DIRECTION ::
Pull every line that holds the word "JSON" from the entries.

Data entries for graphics
>> Begin

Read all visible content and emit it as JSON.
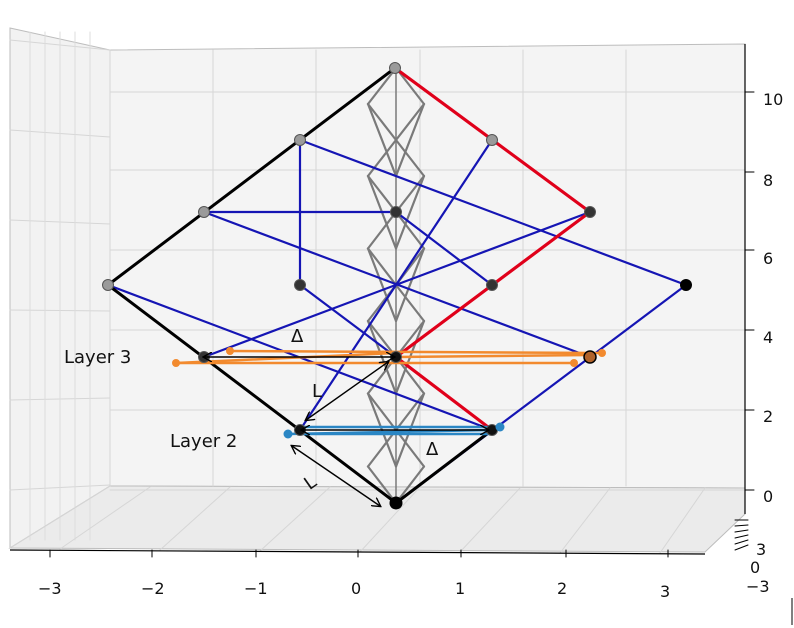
{
  "chart_data": {
    "type": "diagram-3d-lattice",
    "z_ticks": [
      "10",
      "8",
      "6",
      "4",
      "2",
      "0"
    ],
    "x_ticks": [
      "−3",
      "−2",
      "−1",
      "0",
      "1",
      "2",
      "3"
    ],
    "y_ticks": [
      "3",
      "0",
      "−3"
    ],
    "annotations": {
      "layer3": "Layer 3",
      "layer2": "Layer 2",
      "delta_upper": "Δ",
      "delta_lower": "Δ",
      "length_upper": "L",
      "length_lower": "L"
    },
    "colors": {
      "lattice": "#1515b4",
      "outline": "#000000",
      "highlight": "#e0001a",
      "column": "#7a7a7a",
      "layer3": "#f28a2e",
      "layer2": "#2a86c4",
      "node": "#000000",
      "node_grey": "#9a9a9a"
    },
    "grid": true
  }
}
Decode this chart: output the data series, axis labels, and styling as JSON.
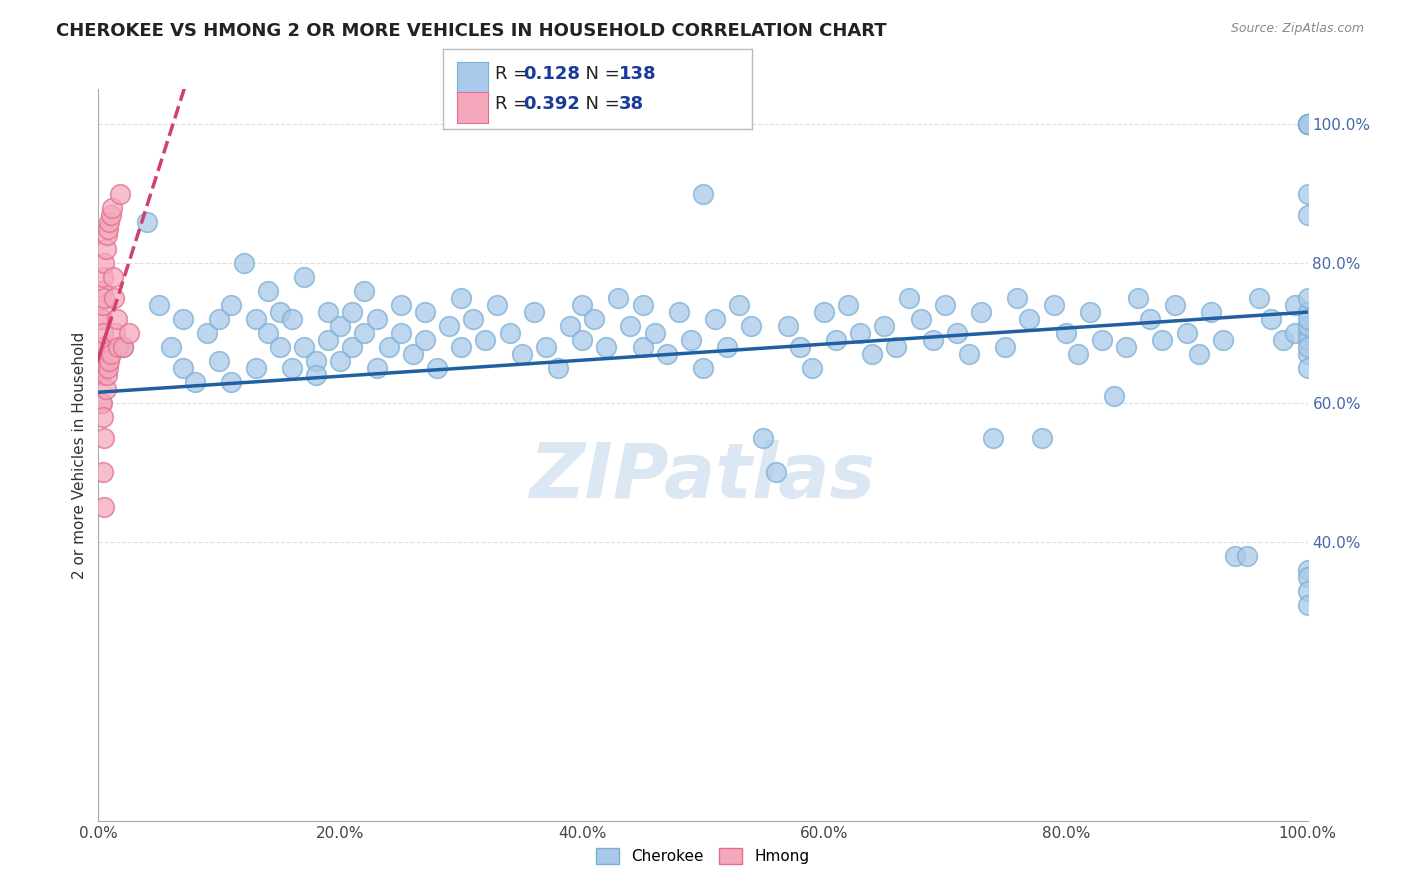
{
  "title": "CHEROKEE VS HMONG 2 OR MORE VEHICLES IN HOUSEHOLD CORRELATION CHART",
  "source": "Source: ZipAtlas.com",
  "ylabel": "2 or more Vehicles in Household",
  "xlim": [
    0.0,
    1.0
  ],
  "ylim": [
    0.0,
    1.05
  ],
  "xtick_labels": [
    "0.0%",
    "20.0%",
    "40.0%",
    "60.0%",
    "80.0%",
    "100.0%"
  ],
  "xtick_vals": [
    0.0,
    0.2,
    0.4,
    0.6,
    0.8,
    1.0
  ],
  "ytick_labels_right": [
    "40.0%",
    "60.0%",
    "80.0%",
    "100.0%"
  ],
  "ytick_vals_right": [
    0.4,
    0.6,
    0.8,
    1.0
  ],
  "cherokee_color": "#aac9ea",
  "cherokee_edge_color": "#7aafd4",
  "hmong_color": "#f5a8bc",
  "hmong_edge_color": "#e07090",
  "cherokee_line_color": "#2060a0",
  "hmong_line_color": "#d04070",
  "background_color": "#ffffff",
  "grid_color": "#e0e0e0",
  "R_cherokee": 0.128,
  "N_cherokee": 138,
  "R_hmong": 0.392,
  "N_hmong": 38,
  "legend_text_color": "#1a3a9a",
  "watermark_color": "#c5d8ee",
  "cherokee_x": [
    0.02,
    0.04,
    0.05,
    0.06,
    0.07,
    0.07,
    0.08,
    0.09,
    0.1,
    0.1,
    0.11,
    0.11,
    0.12,
    0.13,
    0.13,
    0.14,
    0.14,
    0.15,
    0.15,
    0.16,
    0.16,
    0.17,
    0.17,
    0.18,
    0.18,
    0.19,
    0.19,
    0.2,
    0.2,
    0.21,
    0.21,
    0.22,
    0.22,
    0.23,
    0.23,
    0.24,
    0.25,
    0.25,
    0.26,
    0.27,
    0.27,
    0.28,
    0.29,
    0.3,
    0.3,
    0.31,
    0.32,
    0.33,
    0.34,
    0.35,
    0.36,
    0.37,
    0.38,
    0.39,
    0.4,
    0.4,
    0.41,
    0.42,
    0.43,
    0.44,
    0.45,
    0.45,
    0.46,
    0.47,
    0.48,
    0.49,
    0.5,
    0.5,
    0.51,
    0.52,
    0.53,
    0.54,
    0.55,
    0.56,
    0.57,
    0.58,
    0.59,
    0.6,
    0.61,
    0.62,
    0.63,
    0.64,
    0.65,
    0.66,
    0.67,
    0.68,
    0.69,
    0.7,
    0.71,
    0.72,
    0.73,
    0.74,
    0.75,
    0.76,
    0.77,
    0.78,
    0.79,
    0.8,
    0.81,
    0.82,
    0.83,
    0.84,
    0.85,
    0.86,
    0.87,
    0.88,
    0.89,
    0.9,
    0.91,
    0.92,
    0.93,
    0.94,
    0.95,
    0.96,
    0.97,
    0.98,
    0.99,
    0.99,
    1.0,
    1.0,
    1.0,
    1.0,
    1.0,
    1.0,
    1.0,
    1.0,
    1.0,
    1.0,
    1.0,
    1.0,
    1.0,
    1.0,
    1.0,
    1.0,
    1.0,
    1.0,
    1.0,
    1.0
  ],
  "cherokee_y": [
    0.68,
    0.86,
    0.74,
    0.68,
    0.72,
    0.65,
    0.63,
    0.7,
    0.66,
    0.72,
    0.74,
    0.63,
    0.8,
    0.72,
    0.65,
    0.76,
    0.7,
    0.68,
    0.73,
    0.65,
    0.72,
    0.78,
    0.68,
    0.66,
    0.64,
    0.69,
    0.73,
    0.71,
    0.66,
    0.73,
    0.68,
    0.7,
    0.76,
    0.65,
    0.72,
    0.68,
    0.74,
    0.7,
    0.67,
    0.73,
    0.69,
    0.65,
    0.71,
    0.68,
    0.75,
    0.72,
    0.69,
    0.74,
    0.7,
    0.67,
    0.73,
    0.68,
    0.65,
    0.71,
    0.74,
    0.69,
    0.72,
    0.68,
    0.75,
    0.71,
    0.68,
    0.74,
    0.7,
    0.67,
    0.73,
    0.69,
    0.65,
    0.9,
    0.72,
    0.68,
    0.74,
    0.71,
    0.55,
    0.5,
    0.71,
    0.68,
    0.65,
    0.73,
    0.69,
    0.74,
    0.7,
    0.67,
    0.71,
    0.68,
    0.75,
    0.72,
    0.69,
    0.74,
    0.7,
    0.67,
    0.73,
    0.55,
    0.68,
    0.75,
    0.72,
    0.55,
    0.74,
    0.7,
    0.67,
    0.73,
    0.69,
    0.61,
    0.68,
    0.75,
    0.72,
    0.69,
    0.74,
    0.7,
    0.67,
    0.73,
    0.69,
    0.38,
    0.38,
    0.75,
    0.72,
    0.69,
    0.74,
    0.7,
    1.0,
    1.0,
    1.0,
    1.0,
    1.0,
    0.9,
    0.87,
    0.7,
    0.67,
    0.36,
    0.35,
    0.33,
    0.31,
    0.73,
    0.69,
    0.65,
    0.71,
    0.68,
    0.75,
    0.72
  ],
  "hmong_x": [
    0.002,
    0.002,
    0.002,
    0.002,
    0.003,
    0.003,
    0.003,
    0.003,
    0.004,
    0.004,
    0.004,
    0.004,
    0.004,
    0.004,
    0.005,
    0.005,
    0.005,
    0.005,
    0.005,
    0.006,
    0.006,
    0.007,
    0.007,
    0.008,
    0.008,
    0.009,
    0.009,
    0.01,
    0.01,
    0.011,
    0.012,
    0.013,
    0.014,
    0.015,
    0.016,
    0.018,
    0.02,
    0.025
  ],
  "hmong_y": [
    0.72,
    0.68,
    0.64,
    0.6,
    0.76,
    0.72,
    0.68,
    0.6,
    0.78,
    0.74,
    0.7,
    0.66,
    0.58,
    0.5,
    0.8,
    0.75,
    0.65,
    0.55,
    0.45,
    0.82,
    0.62,
    0.84,
    0.64,
    0.85,
    0.65,
    0.86,
    0.66,
    0.87,
    0.67,
    0.88,
    0.78,
    0.75,
    0.7,
    0.72,
    0.68,
    0.9,
    0.68,
    0.7
  ]
}
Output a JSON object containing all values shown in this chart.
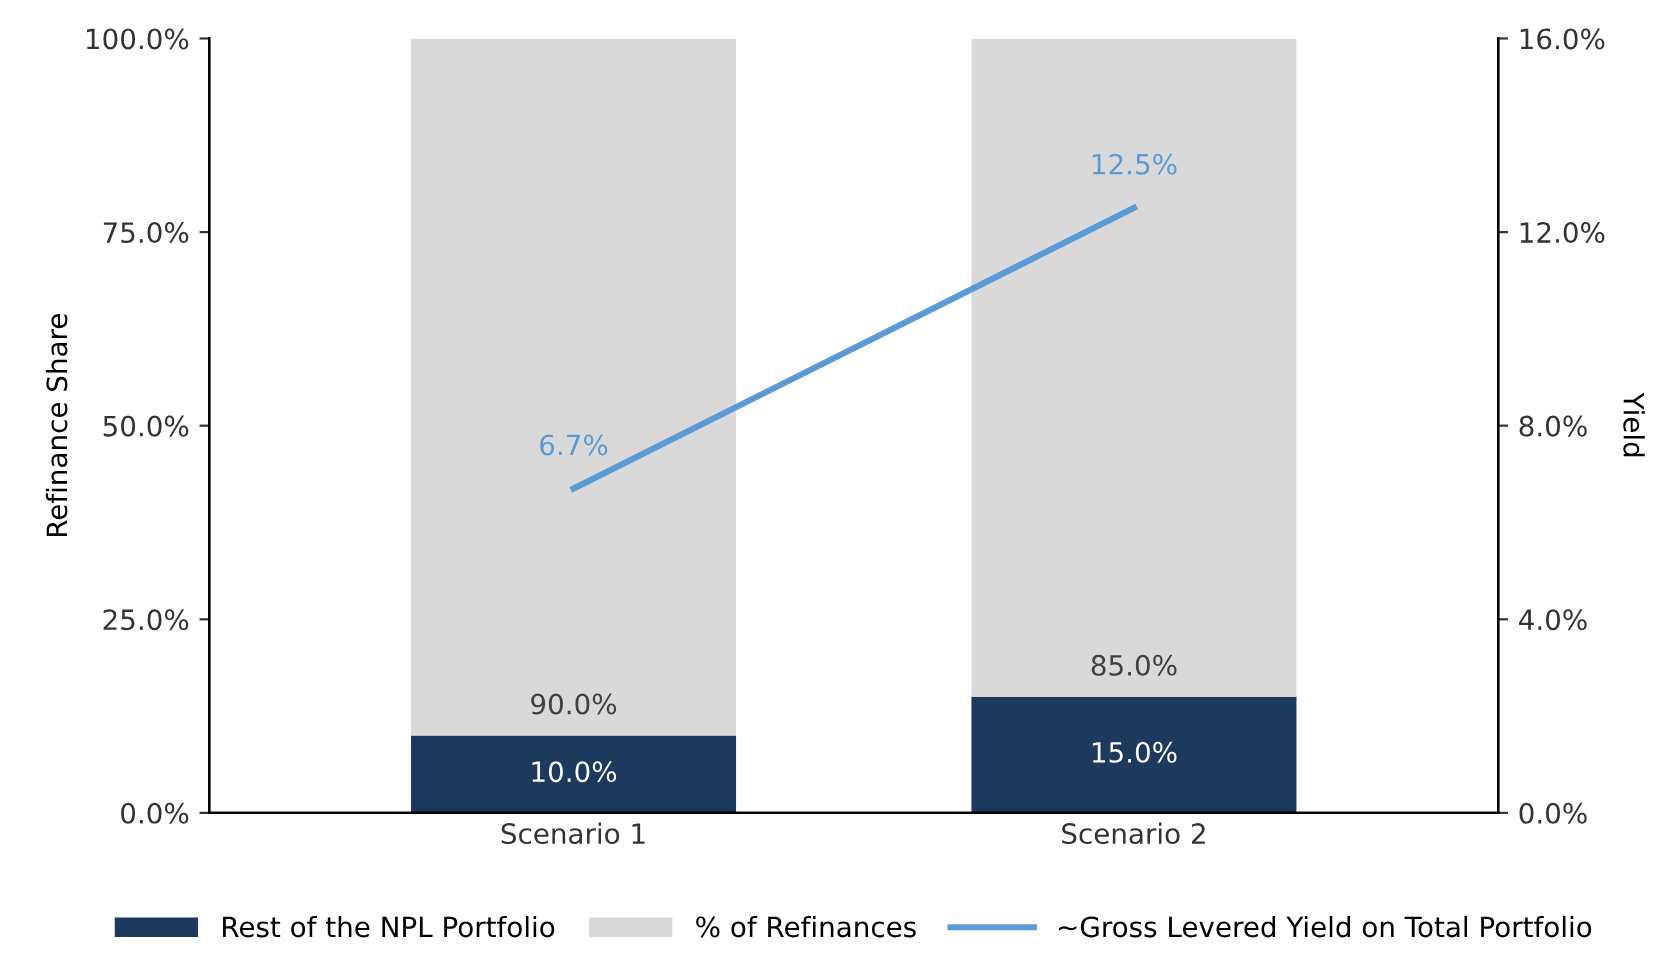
{
  "chart_data": {
    "type": "bar",
    "stacked": true,
    "categories": [
      "Scenario 1",
      "Scenario 2"
    ],
    "ylabel": "Refinance Share",
    "y2label": "Yield",
    "ylim": [
      0,
      100
    ],
    "yticks": [
      {
        "value": 0,
        "label": "0.0%"
      },
      {
        "value": 25,
        "label": "25.0%"
      },
      {
        "value": 50,
        "label": "50.0%"
      },
      {
        "value": 75,
        "label": "75.0%"
      },
      {
        "value": 100,
        "label": "100.0%"
      }
    ],
    "y2lim": [
      0,
      16
    ],
    "y2ticks": [
      {
        "value": 0,
        "label": "0.0%"
      },
      {
        "value": 4,
        "label": "4.0%"
      },
      {
        "value": 8,
        "label": "8.0%"
      },
      {
        "value": 12,
        "label": "12.0%"
      },
      {
        "value": 16,
        "label": "16.0%"
      }
    ],
    "series": [
      {
        "name": "Rest of the NPL Portfolio",
        "color": "#1c3a5e",
        "values": [
          10,
          15
        ],
        "value_labels": [
          "10.0%",
          "15.0%"
        ]
      },
      {
        "name": "% of Refinances",
        "color": "#d9d9d9",
        "values": [
          90,
          85
        ],
        "value_labels": [
          "90.0%",
          "85.0%"
        ]
      },
      {
        "name": "~Gross Levered Yield on Total Portfolio",
        "type": "line",
        "axis": "y2",
        "color": "#5b9bd5",
        "values": [
          6.7,
          12.5
        ],
        "value_labels": [
          "6.7%",
          "12.5%"
        ]
      }
    ],
    "legend": "bottom",
    "grid": false
  }
}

>> End

THE COMPLETED TASK ::
Read all visible content and emit it as JSON.
Decode this chart: output the data series, axis labels, and styling as JSON.
Output a JSON object containing all values shown in this chart.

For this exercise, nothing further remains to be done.